== Exercise ==
Transcribe each record below word for word.

== Data rows ==
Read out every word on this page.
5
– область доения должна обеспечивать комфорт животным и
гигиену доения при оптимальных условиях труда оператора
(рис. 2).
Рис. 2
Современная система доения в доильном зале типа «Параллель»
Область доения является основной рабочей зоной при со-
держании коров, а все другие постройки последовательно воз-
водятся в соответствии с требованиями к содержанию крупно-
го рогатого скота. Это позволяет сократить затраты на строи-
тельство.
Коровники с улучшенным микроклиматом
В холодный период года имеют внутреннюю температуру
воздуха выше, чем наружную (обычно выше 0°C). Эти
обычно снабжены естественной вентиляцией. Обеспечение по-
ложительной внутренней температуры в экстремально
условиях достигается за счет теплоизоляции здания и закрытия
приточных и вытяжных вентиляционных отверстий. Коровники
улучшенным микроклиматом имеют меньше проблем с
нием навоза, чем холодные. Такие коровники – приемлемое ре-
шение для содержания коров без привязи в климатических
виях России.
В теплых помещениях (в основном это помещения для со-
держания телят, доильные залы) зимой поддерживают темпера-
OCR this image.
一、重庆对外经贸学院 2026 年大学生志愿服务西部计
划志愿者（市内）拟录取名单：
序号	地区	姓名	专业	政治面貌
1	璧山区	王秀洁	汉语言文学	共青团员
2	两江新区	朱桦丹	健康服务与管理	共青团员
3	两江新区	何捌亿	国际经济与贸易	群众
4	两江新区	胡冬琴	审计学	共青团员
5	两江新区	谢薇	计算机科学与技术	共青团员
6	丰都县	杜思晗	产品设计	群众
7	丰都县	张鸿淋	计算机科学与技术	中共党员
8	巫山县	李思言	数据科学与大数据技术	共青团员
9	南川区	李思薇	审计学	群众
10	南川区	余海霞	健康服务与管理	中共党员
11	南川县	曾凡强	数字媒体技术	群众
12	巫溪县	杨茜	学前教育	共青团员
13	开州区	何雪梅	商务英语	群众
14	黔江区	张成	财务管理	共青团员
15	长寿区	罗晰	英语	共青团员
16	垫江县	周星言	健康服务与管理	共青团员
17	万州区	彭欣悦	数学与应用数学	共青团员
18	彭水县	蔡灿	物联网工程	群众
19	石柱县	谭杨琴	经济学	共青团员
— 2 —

== Result of the exercise ==
Read out every word on this page.
5
– область доения должна обеспечивать комфорт животным и
гигиену доения при оптимальных условиях труда оператора
(рис. 2).
Рис. 2
Современная система доения в доильном зале типа «Параллель»
Область доения является основной рабочей зоной при со-
держании коров, а все другие постройки последовательно воз-
водятся в соответствии с требованиями к содержанию крупно-
го рогатого скота. Это позволяет сократить затраты на строи-
тельство.
Коровники с улучшенным микроклиматом
В холодный период года имеют внутреннюю температуру
воздуха выше, чем наружную (обычно выше 0°C). Эти
обычно снабжены естественной вентиляцией. Обеспечение по-
ложительной внутренней температуры в экстремально
условиях достигается за счет теплоизоляции здания и закрытия
приточных и вытяжных вентиляционных отверстий. Коровники
улучшенным микроклиматом имеют меньше проблем с
нием навоза, чем холодные. Такие коровники – приемлемое ре-
шение для содержания коров без привязи в климатических
виях России.
В теплых помещениях (в основном это помещения для со-
держания телят, доильные залы) зимой поддерживают темпера-
OCR this image.
一、重庆对外经贸学院 2026 年大学生志愿服务西部计
划志愿者（市内）拟录取名单：
序号	地区	姓名	专业	政治面貌
1	璧山区	王秀洁	汉语言文学	共青团员
2	两江新区	朱桦丹	健康服务与管理	共青团员
3	两江新区	何捌亿	国际经济与贸易	群众
4	两江新区	胡冬琴	审计学	共青团员
5	两江新区	谢薇	计算机科学与技术	共青团员
6	丰都县	杜思晗	产品设计	群众
7	丰都县	张鸿淋	计算机科学与技术	中共党员
8	巫山县	李思言	数据科学与大数据技术	共青团员
9	南川区	李思薇	审计学	群众
10	南川区	余海霞	健康服务与管理	中共党员
11	南川县	曾凡强	数字媒体技术	群众
12	巫溪县	杨茜	学前教育	共青团员
13	开州区	何雪梅	商务英语	群众
14	黔江区	张成	财务管理	共青团员
15	长寿区	罗晰	英语	共青团员
16	垫江县	周星言	健康服务与管理	共青团员
17	万州区	彭欣悦	数学与应用数学	共青团员
18	彭水县	蔡灿	物联网工程	群众
19	石柱县	谭杨琴	经济学	共青团员
— 2 —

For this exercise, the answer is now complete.